### Given instruction
All of the records below need to be copied exactly.
-- Start of Material provided --
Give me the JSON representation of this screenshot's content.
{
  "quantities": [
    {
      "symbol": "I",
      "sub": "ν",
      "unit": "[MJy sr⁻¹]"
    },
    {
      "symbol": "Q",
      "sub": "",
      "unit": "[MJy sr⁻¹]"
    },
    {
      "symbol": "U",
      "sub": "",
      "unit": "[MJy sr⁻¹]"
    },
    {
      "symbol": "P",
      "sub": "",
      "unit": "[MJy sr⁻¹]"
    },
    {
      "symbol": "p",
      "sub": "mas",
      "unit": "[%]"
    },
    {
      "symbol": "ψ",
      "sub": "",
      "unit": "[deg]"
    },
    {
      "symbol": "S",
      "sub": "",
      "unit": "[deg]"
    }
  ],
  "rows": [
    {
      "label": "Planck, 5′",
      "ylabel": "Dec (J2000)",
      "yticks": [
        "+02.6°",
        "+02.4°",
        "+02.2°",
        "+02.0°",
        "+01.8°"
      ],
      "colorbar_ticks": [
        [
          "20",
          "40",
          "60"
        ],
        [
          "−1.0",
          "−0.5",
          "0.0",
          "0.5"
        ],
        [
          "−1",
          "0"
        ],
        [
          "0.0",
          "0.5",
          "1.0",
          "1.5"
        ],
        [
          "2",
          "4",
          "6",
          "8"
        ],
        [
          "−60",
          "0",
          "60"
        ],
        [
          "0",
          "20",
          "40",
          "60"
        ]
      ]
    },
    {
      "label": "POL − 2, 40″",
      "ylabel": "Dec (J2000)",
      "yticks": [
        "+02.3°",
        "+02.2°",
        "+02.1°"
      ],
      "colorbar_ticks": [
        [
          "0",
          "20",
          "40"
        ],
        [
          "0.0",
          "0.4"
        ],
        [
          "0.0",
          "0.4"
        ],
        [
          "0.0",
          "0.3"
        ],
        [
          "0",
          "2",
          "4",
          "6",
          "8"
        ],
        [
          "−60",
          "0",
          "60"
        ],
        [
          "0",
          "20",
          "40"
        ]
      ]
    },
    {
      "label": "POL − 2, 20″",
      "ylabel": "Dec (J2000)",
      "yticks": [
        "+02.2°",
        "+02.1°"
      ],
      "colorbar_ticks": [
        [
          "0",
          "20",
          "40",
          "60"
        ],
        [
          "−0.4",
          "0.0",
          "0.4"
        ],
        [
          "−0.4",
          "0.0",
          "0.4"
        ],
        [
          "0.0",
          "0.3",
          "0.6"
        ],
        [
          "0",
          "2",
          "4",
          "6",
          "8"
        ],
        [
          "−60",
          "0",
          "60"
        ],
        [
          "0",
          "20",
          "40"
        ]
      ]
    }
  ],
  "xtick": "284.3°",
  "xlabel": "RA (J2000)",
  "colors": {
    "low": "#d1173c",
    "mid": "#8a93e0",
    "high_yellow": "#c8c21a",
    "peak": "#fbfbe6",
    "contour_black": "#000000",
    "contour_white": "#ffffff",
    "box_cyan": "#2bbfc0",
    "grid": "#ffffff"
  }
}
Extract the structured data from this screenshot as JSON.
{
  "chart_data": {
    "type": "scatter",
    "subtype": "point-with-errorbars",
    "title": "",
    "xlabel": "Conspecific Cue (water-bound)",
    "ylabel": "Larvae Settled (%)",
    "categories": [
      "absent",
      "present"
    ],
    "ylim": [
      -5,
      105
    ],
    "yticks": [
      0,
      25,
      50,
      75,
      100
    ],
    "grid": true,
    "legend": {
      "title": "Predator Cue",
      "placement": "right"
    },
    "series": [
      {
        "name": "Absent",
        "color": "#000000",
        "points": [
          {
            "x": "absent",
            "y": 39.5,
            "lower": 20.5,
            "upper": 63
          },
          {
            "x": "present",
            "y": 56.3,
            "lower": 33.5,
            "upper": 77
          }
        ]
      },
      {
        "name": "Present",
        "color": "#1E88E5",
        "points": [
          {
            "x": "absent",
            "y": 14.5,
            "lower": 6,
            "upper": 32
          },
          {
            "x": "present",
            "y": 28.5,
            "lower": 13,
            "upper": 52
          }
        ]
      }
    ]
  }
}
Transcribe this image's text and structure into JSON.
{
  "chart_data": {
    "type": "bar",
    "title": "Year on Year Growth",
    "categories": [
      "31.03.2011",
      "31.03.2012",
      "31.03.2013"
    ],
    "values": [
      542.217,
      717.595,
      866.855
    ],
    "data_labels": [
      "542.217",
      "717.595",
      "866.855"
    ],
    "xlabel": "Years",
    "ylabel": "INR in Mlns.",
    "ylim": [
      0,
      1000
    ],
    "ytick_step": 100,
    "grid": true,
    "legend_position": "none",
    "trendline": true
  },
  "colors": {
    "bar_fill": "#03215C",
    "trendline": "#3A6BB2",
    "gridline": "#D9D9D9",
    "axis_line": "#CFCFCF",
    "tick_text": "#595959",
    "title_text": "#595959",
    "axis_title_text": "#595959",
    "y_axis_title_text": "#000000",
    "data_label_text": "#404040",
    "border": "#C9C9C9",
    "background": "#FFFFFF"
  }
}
-- End of Material provided --
### In response
Give me the JSON representation of this screenshot's content.
{
  "quantities": [
    {
      "symbol": "I",
      "sub": "ν",
      "unit": "[MJy sr⁻¹]"
    },
    {
      "symbol": "Q",
      "sub": "",
      "unit": "[MJy sr⁻¹]"
    },
    {
      "symbol": "U",
      "sub": "",
      "unit": "[MJy sr⁻¹]"
    },
    {
      "symbol": "P",
      "sub": "",
      "unit": "[MJy sr⁻¹]"
    },
    {
      "symbol": "p",
      "sub": "mas",
      "unit": "[%]"
    },
    {
      "symbol": "ψ",
      "sub": "",
      "unit": "[deg]"
    },
    {
      "symbol": "S",
      "sub": "",
      "unit": "[deg]"
    }
  ],
  "rows": [
    {
      "label": "Planck, 5′",
      "ylabel": "Dec (J2000)",
      "yticks": [
        "+02.6°",
        "+02.4°",
        "+02.2°",
        "+02.0°",
        "+01.8°"
      ],
      "colorbar_ticks": [
        [
          "20",
          "40",
          "60"
        ],
        [
          "−1.0",
          "−0.5",
          "0.0",
          "0.5"
        ],
        [
          "−1",
          "0"
        ],
        [
          "0.0",
          "0.5",
          "1.0",
          "1.5"
        ],
        [
          "2",
          "4",
          "6",
          "8"
        ],
        [
          "−60",
          "0",
          "60"
        ],
        [
          "0",
          "20",
          "40",
          "60"
        ]
      ]
    },
    {
      "label": "POL − 2, 40″",
      "ylabel": "Dec (J2000)",
      "yticks": [
        "+02.3°",
        "+02.2°",
        "+02.1°"
      ],
      "colorbar_ticks": [
        [
          "0",
          "20",
          "40"
        ],
        [
          "0.0",
          "0.4"
        ],
        [
          "0.0",
          "0.4"
        ],
        [
          "0.0",
          "0.3"
        ],
        [
          "0",
          "2",
          "4",
          "6",
          "8"
        ],
        [
          "−60",
          "0",
          "60"
        ],
        [
          "0",
          "20",
          "40"
        ]
      ]
    },
    {
      "label": "POL − 2, 20″",
      "ylabel": "Dec (J2000)",
      "yticks": [
        "+02.2°",
        "+02.1°"
      ],
      "colorbar_ticks": [
        [
          "0",
          "20",
          "40",
          "60"
        ],
        [
          "−0.4",
          "0.0",
          "0.4"
        ],
        [
          "−0.4",
          "0.0",
          "0.4"
        ],
        [
          "0.0",
          "0.3",
          "0.6"
        ],
        [
          "0",
          "2",
          "4",
          "6",
          "8"
        ],
        [
          "−60",
          "0",
          "60"
        ],
        [
          "0",
          "20",
          "40"
        ]
      ]
    }
  ],
  "xtick": "284.3°",
  "xlabel": "RA (J2000)",
  "colors": {
    "low": "#d1173c",
    "mid": "#8a93e0",
    "high_yellow": "#c8c21a",
    "peak": "#fbfbe6",
    "contour_black": "#000000",
    "contour_white": "#ffffff",
    "box_cyan": "#2bbfc0",
    "grid": "#ffffff"
  }
}
Extract the structured data from this screenshot as JSON.
{
  "chart_data": {
    "type": "scatter",
    "subtype": "point-with-errorbars",
    "title": "",
    "xlabel": "Conspecific Cue (water-bound)",
    "ylabel": "Larvae Settled (%)",
    "categories": [
      "absent",
      "present"
    ],
    "ylim": [
      -5,
      105
    ],
    "yticks": [
      0,
      25,
      50,
      75,
      100
    ],
    "grid": true,
    "legend": {
      "title": "Predator Cue",
      "placement": "right"
    },
    "series": [
      {
        "name": "Absent",
        "color": "#000000",
        "points": [
          {
            "x": "absent",
            "y": 39.5,
            "lower": 20.5,
            "upper": 63
          },
          {
            "x": "present",
            "y": 56.3,
            "lower": 33.5,
            "upper": 77
          }
        ]
      },
      {
        "name": "Present",
        "color": "#1E88E5",
        "points": [
          {
            "x": "absent",
            "y": 14.5,
            "lower": 6,
            "upper": 32
          },
          {
            "x": "present",
            "y": 28.5,
            "lower": 13,
            "upper": 52
          }
        ]
      }
    ]
  }
}
Transcribe this image's text and structure into JSON.
{
  "chart_data": {
    "type": "bar",
    "title": "Year on Year Growth",
    "categories": [
      "31.03.2011",
      "31.03.2012",
      "31.03.2013"
    ],
    "values": [
      542.217,
      717.595,
      866.855
    ],
    "data_labels": [
      "542.217",
      "717.595",
      "866.855"
    ],
    "xlabel": "Years",
    "ylabel": "INR in Mlns.",
    "ylim": [
      0,
      1000
    ],
    "ytick_step": 100,
    "grid": true,
    "legend_position": "none",
    "trendline": true
  },
  "colors": {
    "bar_fill": "#03215C",
    "trendline": "#3A6BB2",
    "gridline": "#D9D9D9",
    "axis_line": "#CFCFCF",
    "tick_text": "#595959",
    "title_text": "#595959",
    "axis_title_text": "#595959",
    "y_axis_title_text": "#000000",
    "data_label_text": "#404040",
    "border": "#C9C9C9",
    "background": "#FFFFFF"
  }
}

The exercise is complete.